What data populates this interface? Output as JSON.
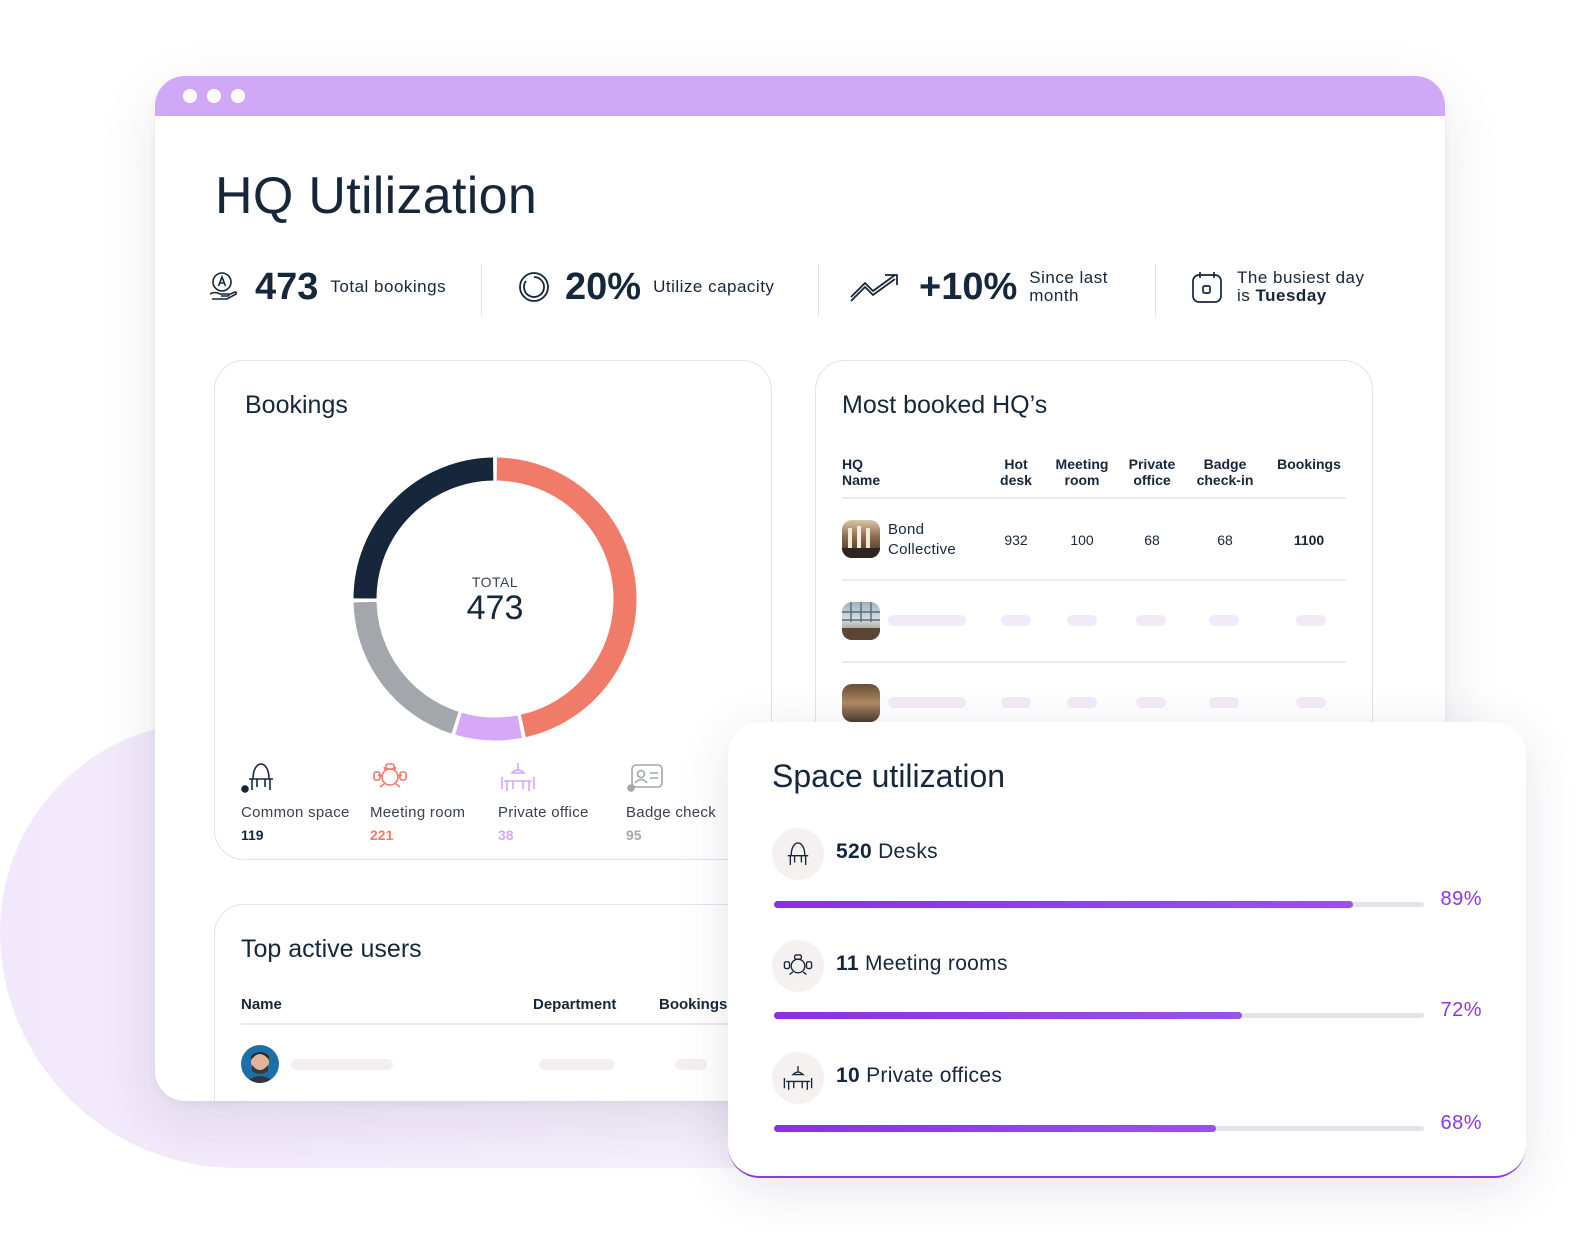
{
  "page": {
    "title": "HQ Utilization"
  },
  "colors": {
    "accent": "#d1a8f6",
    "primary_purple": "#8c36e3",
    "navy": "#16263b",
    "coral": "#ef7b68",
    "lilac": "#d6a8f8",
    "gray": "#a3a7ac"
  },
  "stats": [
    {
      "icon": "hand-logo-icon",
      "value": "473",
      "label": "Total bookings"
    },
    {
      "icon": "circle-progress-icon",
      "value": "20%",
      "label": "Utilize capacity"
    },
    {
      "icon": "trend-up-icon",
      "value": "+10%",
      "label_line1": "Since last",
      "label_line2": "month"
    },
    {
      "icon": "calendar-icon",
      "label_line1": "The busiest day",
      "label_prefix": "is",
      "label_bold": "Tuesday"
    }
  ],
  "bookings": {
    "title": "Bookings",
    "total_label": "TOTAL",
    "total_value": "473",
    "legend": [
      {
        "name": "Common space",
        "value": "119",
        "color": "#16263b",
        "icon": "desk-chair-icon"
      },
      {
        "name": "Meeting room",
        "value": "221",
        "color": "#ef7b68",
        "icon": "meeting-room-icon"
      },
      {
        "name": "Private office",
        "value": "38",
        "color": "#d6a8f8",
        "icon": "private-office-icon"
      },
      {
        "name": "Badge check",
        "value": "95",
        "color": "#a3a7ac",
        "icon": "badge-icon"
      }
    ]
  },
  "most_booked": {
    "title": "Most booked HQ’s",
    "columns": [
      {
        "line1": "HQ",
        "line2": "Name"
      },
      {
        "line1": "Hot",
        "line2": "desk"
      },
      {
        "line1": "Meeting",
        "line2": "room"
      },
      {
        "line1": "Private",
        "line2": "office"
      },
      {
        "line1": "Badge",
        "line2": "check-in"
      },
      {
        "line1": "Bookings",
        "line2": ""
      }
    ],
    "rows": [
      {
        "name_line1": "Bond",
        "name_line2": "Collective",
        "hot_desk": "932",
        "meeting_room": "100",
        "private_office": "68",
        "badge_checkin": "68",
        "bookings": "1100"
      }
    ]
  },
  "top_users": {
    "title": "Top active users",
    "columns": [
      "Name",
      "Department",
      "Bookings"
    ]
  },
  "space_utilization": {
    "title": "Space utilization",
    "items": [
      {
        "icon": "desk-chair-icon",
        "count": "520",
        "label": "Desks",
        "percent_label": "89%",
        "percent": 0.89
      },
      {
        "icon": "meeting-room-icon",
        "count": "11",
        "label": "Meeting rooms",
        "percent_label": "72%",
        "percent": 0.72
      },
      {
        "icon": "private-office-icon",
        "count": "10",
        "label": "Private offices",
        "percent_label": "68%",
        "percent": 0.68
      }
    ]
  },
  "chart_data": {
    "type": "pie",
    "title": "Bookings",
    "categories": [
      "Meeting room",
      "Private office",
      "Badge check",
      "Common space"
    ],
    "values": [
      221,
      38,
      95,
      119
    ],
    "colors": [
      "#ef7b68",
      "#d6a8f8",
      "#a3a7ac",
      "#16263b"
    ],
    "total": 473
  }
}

* [What you are asked to do]
Write out the material above again, word for word, minus its pictures.

* [Answer to this task]
What data populates this interface? Output as JSON.
{
  "page": {
    "title": "HQ Utilization"
  },
  "colors": {
    "accent": "#d1a8f6",
    "primary_purple": "#8c36e3",
    "navy": "#16263b",
    "coral": "#ef7b68",
    "lilac": "#d6a8f8",
    "gray": "#a3a7ac"
  },
  "stats": [
    {
      "icon": "hand-logo-icon",
      "value": "473",
      "label": "Total bookings"
    },
    {
      "icon": "circle-progress-icon",
      "value": "20%",
      "label": "Utilize capacity"
    },
    {
      "icon": "trend-up-icon",
      "value": "+10%",
      "label_line1": "Since last",
      "label_line2": "month"
    },
    {
      "icon": "calendar-icon",
      "label_line1": "The busiest day",
      "label_prefix": "is",
      "label_bold": "Tuesday"
    }
  ],
  "bookings": {
    "title": "Bookings",
    "total_label": "TOTAL",
    "total_value": "473",
    "legend": [
      {
        "name": "Common space",
        "value": "119",
        "color": "#16263b",
        "icon": "desk-chair-icon"
      },
      {
        "name": "Meeting room",
        "value": "221",
        "color": "#ef7b68",
        "icon": "meeting-room-icon"
      },
      {
        "name": "Private office",
        "value": "38",
        "color": "#d6a8f8",
        "icon": "private-office-icon"
      },
      {
        "name": "Badge check",
        "value": "95",
        "color": "#a3a7ac",
        "icon": "badge-icon"
      }
    ]
  },
  "most_booked": {
    "title": "Most booked HQ’s",
    "columns": [
      {
        "line1": "HQ",
        "line2": "Name"
      },
      {
        "line1": "Hot",
        "line2": "desk"
      },
      {
        "line1": "Meeting",
        "line2": "room"
      },
      {
        "line1": "Private",
        "line2": "office"
      },
      {
        "line1": "Badge",
        "line2": "check-in"
      },
      {
        "line1": "Bookings",
        "line2": ""
      }
    ],
    "rows": [
      {
        "name_line1": "Bond",
        "name_line2": "Collective",
        "hot_desk": "932",
        "meeting_room": "100",
        "private_office": "68",
        "badge_checkin": "68",
        "bookings": "1100"
      }
    ]
  },
  "top_users": {
    "title": "Top active users",
    "columns": [
      "Name",
      "Department",
      "Bookings"
    ]
  },
  "space_utilization": {
    "title": "Space utilization",
    "items": [
      {
        "icon": "desk-chair-icon",
        "count": "520",
        "label": "Desks",
        "percent_label": "89%",
        "percent": 0.89
      },
      {
        "icon": "meeting-room-icon",
        "count": "11",
        "label": "Meeting rooms",
        "percent_label": "72%",
        "percent": 0.72
      },
      {
        "icon": "private-office-icon",
        "count": "10",
        "label": "Private offices",
        "percent_label": "68%",
        "percent": 0.68
      }
    ]
  },
  "chart_data": {
    "type": "pie",
    "title": "Bookings",
    "categories": [
      "Meeting room",
      "Private office",
      "Badge check",
      "Common space"
    ],
    "values": [
      221,
      38,
      95,
      119
    ],
    "colors": [
      "#ef7b68",
      "#d6a8f8",
      "#a3a7ac",
      "#16263b"
    ],
    "total": 473
  }
}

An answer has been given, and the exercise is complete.